◆ **What needs to be done**
For the data that follows, report how many lines contain the word "translation", and nothing else.

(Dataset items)
————

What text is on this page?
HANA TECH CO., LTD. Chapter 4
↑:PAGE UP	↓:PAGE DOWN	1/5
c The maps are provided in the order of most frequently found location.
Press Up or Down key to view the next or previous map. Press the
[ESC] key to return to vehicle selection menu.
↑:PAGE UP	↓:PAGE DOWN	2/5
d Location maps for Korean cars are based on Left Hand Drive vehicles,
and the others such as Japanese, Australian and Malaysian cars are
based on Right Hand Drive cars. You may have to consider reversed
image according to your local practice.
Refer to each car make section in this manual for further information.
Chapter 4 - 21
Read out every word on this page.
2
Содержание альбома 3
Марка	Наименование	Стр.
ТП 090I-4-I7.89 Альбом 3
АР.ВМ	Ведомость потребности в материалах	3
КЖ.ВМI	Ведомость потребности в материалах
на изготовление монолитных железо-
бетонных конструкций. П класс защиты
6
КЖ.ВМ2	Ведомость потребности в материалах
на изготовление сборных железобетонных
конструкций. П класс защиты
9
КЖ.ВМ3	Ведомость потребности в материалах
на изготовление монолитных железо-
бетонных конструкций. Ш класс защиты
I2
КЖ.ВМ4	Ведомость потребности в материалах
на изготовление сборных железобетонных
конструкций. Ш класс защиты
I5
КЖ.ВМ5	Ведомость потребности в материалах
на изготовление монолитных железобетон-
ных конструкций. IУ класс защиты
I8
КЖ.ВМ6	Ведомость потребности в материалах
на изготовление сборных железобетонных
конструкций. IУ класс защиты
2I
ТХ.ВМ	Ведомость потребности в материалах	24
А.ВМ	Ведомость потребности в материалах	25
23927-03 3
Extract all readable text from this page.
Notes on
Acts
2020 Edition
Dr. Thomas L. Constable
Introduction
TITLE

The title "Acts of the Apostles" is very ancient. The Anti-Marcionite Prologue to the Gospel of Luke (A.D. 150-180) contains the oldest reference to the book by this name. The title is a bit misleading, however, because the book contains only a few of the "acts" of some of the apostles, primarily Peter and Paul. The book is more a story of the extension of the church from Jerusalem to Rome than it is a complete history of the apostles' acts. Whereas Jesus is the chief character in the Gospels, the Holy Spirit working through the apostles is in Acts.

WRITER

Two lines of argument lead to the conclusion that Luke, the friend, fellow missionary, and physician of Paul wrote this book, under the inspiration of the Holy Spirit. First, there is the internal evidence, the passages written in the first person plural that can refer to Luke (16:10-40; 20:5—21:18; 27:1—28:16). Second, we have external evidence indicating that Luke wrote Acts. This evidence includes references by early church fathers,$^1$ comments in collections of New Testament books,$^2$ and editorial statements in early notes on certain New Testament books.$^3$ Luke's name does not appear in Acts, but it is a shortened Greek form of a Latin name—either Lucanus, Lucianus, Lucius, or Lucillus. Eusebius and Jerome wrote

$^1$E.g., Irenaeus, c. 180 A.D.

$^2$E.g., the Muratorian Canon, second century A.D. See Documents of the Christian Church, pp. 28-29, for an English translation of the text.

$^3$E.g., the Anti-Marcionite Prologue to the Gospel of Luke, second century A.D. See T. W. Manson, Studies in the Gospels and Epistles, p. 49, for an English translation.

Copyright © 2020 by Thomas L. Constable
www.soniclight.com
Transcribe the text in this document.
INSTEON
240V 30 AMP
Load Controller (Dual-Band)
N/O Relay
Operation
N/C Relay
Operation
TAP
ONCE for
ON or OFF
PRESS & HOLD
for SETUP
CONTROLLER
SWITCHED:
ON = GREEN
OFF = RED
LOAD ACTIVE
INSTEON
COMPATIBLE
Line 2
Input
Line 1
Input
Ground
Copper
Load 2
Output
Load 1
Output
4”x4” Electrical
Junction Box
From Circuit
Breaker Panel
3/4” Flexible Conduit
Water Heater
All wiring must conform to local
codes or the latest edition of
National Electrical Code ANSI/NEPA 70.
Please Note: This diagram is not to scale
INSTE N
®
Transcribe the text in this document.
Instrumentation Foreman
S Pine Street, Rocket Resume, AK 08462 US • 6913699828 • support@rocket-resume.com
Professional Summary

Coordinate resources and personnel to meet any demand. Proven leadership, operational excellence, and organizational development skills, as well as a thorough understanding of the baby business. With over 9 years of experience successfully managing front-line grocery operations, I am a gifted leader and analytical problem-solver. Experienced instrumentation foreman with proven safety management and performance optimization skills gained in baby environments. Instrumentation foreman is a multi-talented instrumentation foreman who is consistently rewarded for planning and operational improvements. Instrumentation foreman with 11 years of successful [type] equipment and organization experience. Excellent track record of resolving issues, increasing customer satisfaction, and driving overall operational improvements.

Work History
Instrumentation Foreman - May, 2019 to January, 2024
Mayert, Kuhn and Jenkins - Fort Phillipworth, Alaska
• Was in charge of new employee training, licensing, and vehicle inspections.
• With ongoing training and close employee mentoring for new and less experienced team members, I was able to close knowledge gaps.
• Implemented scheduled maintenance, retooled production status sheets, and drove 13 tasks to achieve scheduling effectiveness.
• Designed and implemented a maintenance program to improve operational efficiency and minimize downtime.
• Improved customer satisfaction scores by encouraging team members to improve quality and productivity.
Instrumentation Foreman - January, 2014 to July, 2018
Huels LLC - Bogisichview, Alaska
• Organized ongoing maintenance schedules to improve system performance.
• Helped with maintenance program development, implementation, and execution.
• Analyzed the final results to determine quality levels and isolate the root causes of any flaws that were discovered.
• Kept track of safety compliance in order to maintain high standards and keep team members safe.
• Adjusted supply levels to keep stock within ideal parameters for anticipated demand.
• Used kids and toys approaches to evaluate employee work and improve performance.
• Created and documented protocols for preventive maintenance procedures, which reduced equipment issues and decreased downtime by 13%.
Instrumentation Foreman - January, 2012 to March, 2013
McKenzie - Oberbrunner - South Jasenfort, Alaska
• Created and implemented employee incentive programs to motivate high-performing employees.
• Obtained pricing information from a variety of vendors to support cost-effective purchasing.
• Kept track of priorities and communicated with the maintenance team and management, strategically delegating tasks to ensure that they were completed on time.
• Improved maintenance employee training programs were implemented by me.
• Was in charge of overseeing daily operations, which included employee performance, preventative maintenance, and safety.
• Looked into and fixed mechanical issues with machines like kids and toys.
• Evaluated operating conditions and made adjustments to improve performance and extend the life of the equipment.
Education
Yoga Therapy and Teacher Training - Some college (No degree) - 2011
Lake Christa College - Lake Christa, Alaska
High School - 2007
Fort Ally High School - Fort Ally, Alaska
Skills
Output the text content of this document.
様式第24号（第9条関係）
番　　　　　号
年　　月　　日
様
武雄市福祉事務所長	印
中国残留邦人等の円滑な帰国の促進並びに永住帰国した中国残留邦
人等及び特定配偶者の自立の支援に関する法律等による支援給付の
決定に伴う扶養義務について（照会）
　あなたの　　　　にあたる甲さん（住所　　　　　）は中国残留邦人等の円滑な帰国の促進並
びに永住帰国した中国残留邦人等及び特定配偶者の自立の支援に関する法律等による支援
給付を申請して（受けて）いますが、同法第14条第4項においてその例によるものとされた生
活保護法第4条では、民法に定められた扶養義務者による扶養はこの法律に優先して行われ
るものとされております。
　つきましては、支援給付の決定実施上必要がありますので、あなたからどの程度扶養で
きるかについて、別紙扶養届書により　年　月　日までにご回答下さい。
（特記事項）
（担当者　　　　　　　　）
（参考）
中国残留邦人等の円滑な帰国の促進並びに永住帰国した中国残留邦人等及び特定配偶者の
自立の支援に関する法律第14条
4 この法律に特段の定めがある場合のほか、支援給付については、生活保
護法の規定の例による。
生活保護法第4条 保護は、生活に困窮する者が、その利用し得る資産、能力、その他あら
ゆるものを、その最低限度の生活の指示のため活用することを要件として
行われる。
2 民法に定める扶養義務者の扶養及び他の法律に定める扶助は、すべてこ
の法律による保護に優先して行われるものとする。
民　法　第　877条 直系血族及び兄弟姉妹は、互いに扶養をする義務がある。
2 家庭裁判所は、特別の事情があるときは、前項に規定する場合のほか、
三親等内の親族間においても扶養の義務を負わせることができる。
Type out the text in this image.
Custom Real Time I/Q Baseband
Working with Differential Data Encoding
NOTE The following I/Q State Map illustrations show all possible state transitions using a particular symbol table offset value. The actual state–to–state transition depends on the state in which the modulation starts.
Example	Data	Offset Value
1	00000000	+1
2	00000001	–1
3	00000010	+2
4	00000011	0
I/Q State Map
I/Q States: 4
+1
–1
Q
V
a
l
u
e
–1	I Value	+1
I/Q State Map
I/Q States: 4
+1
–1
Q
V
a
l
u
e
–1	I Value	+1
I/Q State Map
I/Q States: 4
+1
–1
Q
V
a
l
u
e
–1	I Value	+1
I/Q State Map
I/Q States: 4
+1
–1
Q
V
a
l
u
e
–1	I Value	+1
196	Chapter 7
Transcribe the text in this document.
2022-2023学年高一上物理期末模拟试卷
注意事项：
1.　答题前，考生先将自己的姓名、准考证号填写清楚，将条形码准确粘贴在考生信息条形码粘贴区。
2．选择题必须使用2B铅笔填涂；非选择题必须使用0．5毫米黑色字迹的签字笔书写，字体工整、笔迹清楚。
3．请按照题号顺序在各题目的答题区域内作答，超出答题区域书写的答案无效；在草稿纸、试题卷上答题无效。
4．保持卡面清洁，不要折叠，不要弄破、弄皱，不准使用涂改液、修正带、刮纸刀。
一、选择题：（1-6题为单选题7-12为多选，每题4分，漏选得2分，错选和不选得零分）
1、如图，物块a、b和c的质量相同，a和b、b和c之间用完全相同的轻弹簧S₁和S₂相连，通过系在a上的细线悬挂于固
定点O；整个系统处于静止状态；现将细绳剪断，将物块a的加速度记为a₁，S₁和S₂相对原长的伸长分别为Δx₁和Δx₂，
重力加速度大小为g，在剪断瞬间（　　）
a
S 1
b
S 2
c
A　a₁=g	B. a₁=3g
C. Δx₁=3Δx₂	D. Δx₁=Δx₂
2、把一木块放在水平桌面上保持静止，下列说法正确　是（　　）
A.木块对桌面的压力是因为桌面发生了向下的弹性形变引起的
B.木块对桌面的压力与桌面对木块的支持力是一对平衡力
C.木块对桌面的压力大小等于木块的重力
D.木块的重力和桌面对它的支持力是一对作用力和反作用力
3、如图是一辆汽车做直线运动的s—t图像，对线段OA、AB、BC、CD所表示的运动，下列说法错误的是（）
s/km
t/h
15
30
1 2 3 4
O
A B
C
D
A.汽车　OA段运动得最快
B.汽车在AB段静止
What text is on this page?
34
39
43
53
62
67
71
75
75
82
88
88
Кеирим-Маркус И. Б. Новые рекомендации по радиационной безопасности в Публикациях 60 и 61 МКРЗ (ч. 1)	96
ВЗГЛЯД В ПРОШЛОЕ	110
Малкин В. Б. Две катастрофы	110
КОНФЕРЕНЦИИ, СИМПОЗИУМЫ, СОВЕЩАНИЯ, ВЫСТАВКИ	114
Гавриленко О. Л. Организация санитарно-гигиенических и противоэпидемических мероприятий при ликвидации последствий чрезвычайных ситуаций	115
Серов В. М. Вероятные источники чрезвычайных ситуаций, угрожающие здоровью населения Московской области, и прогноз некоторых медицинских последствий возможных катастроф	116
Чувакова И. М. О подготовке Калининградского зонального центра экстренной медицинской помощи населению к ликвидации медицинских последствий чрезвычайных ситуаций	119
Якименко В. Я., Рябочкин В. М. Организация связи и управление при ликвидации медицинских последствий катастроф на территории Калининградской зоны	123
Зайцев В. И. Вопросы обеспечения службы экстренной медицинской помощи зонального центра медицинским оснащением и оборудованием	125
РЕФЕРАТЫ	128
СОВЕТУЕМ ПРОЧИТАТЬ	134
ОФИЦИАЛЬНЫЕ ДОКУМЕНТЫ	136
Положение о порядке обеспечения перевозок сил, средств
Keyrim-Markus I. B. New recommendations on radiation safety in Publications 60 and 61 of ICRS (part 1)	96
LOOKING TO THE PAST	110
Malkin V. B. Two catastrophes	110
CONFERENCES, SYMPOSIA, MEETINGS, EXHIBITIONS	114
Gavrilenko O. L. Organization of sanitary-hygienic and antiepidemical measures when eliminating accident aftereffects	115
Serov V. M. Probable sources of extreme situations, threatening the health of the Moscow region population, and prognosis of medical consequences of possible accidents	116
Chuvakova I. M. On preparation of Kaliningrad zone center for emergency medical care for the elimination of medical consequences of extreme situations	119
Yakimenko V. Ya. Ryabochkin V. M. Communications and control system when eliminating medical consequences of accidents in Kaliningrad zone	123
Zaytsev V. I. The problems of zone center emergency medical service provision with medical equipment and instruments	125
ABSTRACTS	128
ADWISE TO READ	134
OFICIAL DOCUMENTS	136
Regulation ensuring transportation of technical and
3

————

◆ **Task answer**
2